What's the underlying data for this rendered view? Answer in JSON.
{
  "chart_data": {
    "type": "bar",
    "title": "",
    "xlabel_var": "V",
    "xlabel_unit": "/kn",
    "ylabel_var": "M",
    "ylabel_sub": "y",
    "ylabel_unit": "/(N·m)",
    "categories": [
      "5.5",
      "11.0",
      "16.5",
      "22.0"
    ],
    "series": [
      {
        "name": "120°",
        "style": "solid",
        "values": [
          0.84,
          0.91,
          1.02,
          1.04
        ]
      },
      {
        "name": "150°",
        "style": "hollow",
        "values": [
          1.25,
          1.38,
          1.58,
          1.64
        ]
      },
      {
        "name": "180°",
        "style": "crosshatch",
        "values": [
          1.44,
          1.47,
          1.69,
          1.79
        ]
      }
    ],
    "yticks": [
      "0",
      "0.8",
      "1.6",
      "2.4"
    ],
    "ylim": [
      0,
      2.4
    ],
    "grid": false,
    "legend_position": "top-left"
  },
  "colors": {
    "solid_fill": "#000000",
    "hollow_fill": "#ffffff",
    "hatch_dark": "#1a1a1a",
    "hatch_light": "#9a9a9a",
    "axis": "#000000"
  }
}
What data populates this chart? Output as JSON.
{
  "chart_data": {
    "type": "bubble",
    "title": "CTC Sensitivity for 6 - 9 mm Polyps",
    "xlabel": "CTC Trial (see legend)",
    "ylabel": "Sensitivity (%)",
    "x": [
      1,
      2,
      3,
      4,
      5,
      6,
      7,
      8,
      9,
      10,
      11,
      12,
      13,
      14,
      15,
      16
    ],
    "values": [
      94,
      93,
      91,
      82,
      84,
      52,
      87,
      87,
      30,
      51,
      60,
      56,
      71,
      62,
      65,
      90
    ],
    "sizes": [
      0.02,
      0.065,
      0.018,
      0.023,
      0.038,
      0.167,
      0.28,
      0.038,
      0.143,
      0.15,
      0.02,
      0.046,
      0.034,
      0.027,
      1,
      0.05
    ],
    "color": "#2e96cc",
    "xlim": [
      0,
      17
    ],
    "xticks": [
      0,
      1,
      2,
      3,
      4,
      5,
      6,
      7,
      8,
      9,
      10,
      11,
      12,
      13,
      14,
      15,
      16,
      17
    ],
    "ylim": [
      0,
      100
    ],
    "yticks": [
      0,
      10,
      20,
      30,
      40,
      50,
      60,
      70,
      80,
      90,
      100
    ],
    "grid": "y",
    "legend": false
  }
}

----

[Aim of the exercise]:
Write the whole listing out again. Keep every line exactly as it is.

[The response]:
What's the underlying data for this rendered view? Answer in JSON.
{
  "chart_data": {
    "type": "bar",
    "title": "",
    "xlabel_var": "V",
    "xlabel_unit": "/kn",
    "ylabel_var": "M",
    "ylabel_sub": "y",
    "ylabel_unit": "/(N·m)",
    "categories": [
      "5.5",
      "11.0",
      "16.5",
      "22.0"
    ],
    "series": [
      {
        "name": "120°",
        "style": "solid",
        "values": [
          0.84,
          0.91,
          1.02,
          1.04
        ]
      },
      {
        "name": "150°",
        "style": "hollow",
        "values": [
          1.25,
          1.38,
          1.58,
          1.64
        ]
      },
      {
        "name": "180°",
        "style": "crosshatch",
        "values": [
          1.44,
          1.47,
          1.69,
          1.79
        ]
      }
    ],
    "yticks": [
      "0",
      "0.8",
      "1.6",
      "2.4"
    ],
    "ylim": [
      0,
      2.4
    ],
    "grid": false,
    "legend_position": "top-left"
  },
  "colors": {
    "solid_fill": "#000000",
    "hollow_fill": "#ffffff",
    "hatch_dark": "#1a1a1a",
    "hatch_light": "#9a9a9a",
    "axis": "#000000"
  }
}
What data populates this chart? Output as JSON.
{
  "chart_data": {
    "type": "bubble",
    "title": "CTC Sensitivity for 6 - 9 mm Polyps",
    "xlabel": "CTC Trial (see legend)",
    "ylabel": "Sensitivity (%)",
    "x": [
      1,
      2,
      3,
      4,
      5,
      6,
      7,
      8,
      9,
      10,
      11,
      12,
      13,
      14,
      15,
      16
    ],
    "values": [
      94,
      93,
      91,
      82,
      84,
      52,
      87,
      87,
      30,
      51,
      60,
      56,
      71,
      62,
      65,
      90
    ],
    "sizes": [
      0.02,
      0.065,
      0.018,
      0.023,
      0.038,
      0.167,
      0.28,
      0.038,
      0.143,
      0.15,
      0.02,
      0.046,
      0.034,
      0.027,
      1,
      0.05
    ],
    "color": "#2e96cc",
    "xlim": [
      0,
      17
    ],
    "xticks": [
      0,
      1,
      2,
      3,
      4,
      5,
      6,
      7,
      8,
      9,
      10,
      11,
      12,
      13,
      14,
      15,
      16,
      17
    ],
    "ylim": [
      0,
      100
    ],
    "yticks": [
      0,
      10,
      20,
      30,
      40,
      50,
      60,
      70,
      80,
      90,
      100
    ],
    "grid": "y",
    "legend": false
  }
}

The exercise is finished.